--- Start Source text ---
That being said, there are "more physical" approaches to General Relativity, as the one found in Weinberg's book called Gravitation and Cosmology, where demanding that there exists a freely falling coordinate system, such as it follows a straight line (from the Equivalence Priinciple) in spacetime $\frac{d^2\xi^\alpha}{d\tau^2}=0$ such that locally $ds^2=\eta_{\alpha\beta}d\xi^\alpha d\xi^\beta$ for a mostly positive signature and $\tau$ being the proper time, and then change to another coordinate system $\{x^\mu\}$, then we get the geodesic equation $$\dfrac{d^2x^\mu}{d\tau^2}+\Gamma^\mu_{\nu\sigma}\dfrac{dx^\nu}{d\tau}\dfrac{dx^\sigma}{d\tau}=0$$ with the connection $\Gamma^\mu_{\nu\sigma}$ automatically being the Levi-Civita connection, hence torsionless. I guess that in Carroll's argument, this means that we could have equally have a non-symmetric (non-Levi-Civita) connection but that would mean that on the right-hand side of the geodesic equation there would exist another force from a field (which we could name torsion) and because this would be embedded in the theory without the need of any external forces (such as the electromagnetic), it would have been identical to General Relativity as it is. But that would change our physical viewpoint, because we would then consider the theory as being one of a spacetime with torsion and an extra "fundamental" force. Hence, it is more convenient to work with a torsion-free theory without that extra force.
--- End Source text ---
--- Start Stored data ---
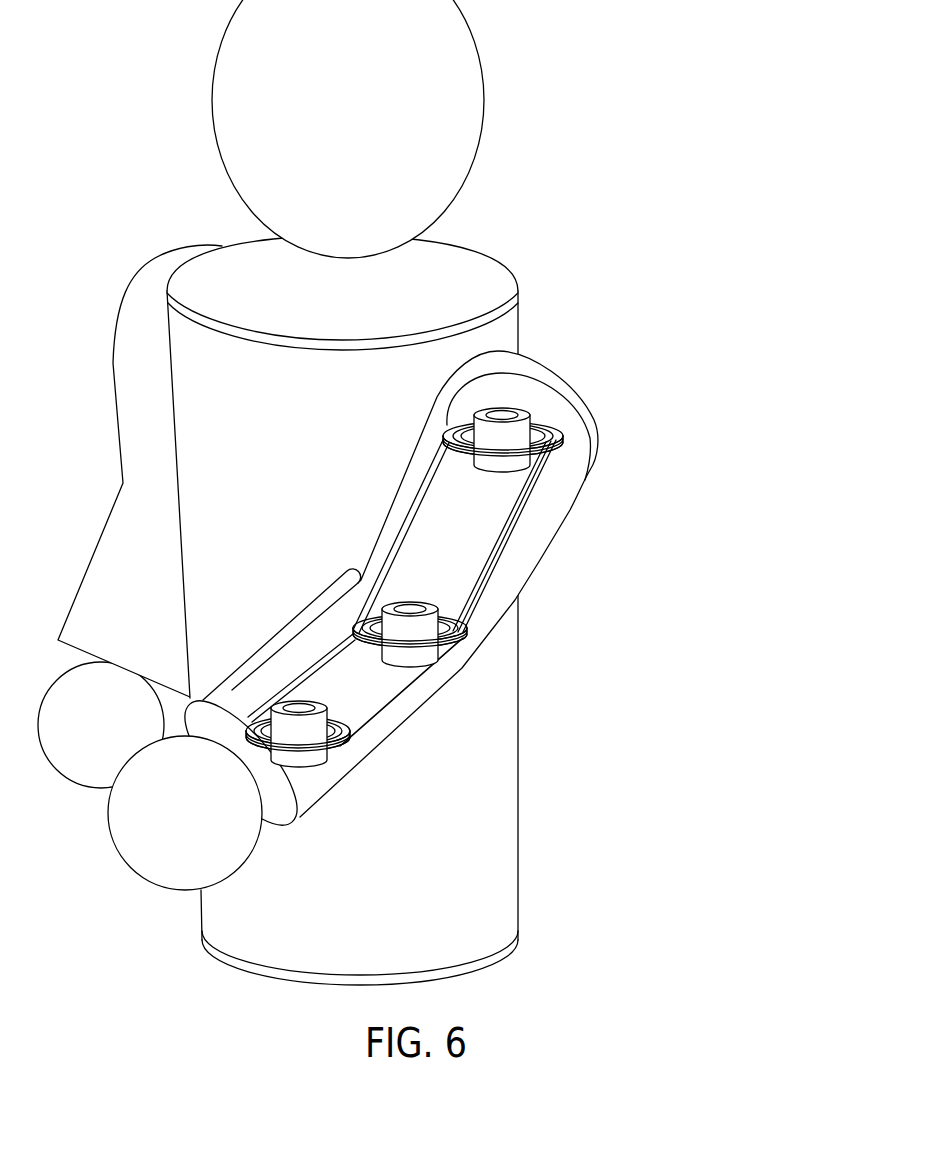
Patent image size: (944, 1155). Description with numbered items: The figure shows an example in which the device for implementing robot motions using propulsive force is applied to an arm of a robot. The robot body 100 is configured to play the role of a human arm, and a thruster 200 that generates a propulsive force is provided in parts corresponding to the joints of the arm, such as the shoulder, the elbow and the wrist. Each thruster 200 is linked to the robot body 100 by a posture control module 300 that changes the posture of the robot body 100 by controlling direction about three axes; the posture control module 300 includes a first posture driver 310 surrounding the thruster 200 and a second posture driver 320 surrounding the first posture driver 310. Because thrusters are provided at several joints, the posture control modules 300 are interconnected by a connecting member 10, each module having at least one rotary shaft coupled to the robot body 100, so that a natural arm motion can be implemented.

The connecting member 10 is at (410, 692).
The robot body 100 is at (535, 363).
The thruster 200 is at (523, 430).
The posture control module 300 is at (555, 628).
The first posture driver 310 is at (458, 618).
The second posture driver 320 is at (467, 633).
--- End Stored data ---
Requirement 1
Answer these from the passage on torsion in General Relativity:
(a) Whose book does it cite for a "more physical" approach, and what is the book's title?
(b) Which connection does the geodesic equation come out with in that approach?
(c) What name does the writer suggest for the field behind the extra force?
Requirement 2
Carry on the passage about torsion in General Relativity, picking up after its last sentence.

Written response 1
(a) Weinberg's book, Gravitation and Cosmology.
(b) The Levi-Civita connection, which is torsionless.
(c) Torsion.

Written response 2
Keeping things as they are (torsion-free) also gives a nicer "aesthetic" to the theory in the following concrete sense: The length functional along a smooth curve $c:(a,b)\rightarrow M$ in a presudo-Riemannian manifold $(M, g)$, with $g$ being the metric, is given in a geometry with any connection by $$L[c]=\int_a^b \sqrt{g(\dot{c},\dot{c})}d\tau$$ where the quantity in the square root is evaluated along the curve $c$. Having this functional, we can use the calculus of variations to find extremal curves in this manifol, hence finding the analogs of strainght lines in $(M,g)$. It turns out that only with a Levi-Civita connection are these extremal curves also geodesics (because a geodesic is deifned with respect to a given connection), which -in my opinion- is a more natural way to view geodesics in that in this case the geodesic equation $\nabla_{\dot{c}}\dot{c}=0$ can be viewed as a generalization of the Newtonian equations of motion in the absence of an external force (which in flat spacetimes gives straight line) and is coincides with the extremal curves (which are the "straight-line" generalization to curved spacetimes).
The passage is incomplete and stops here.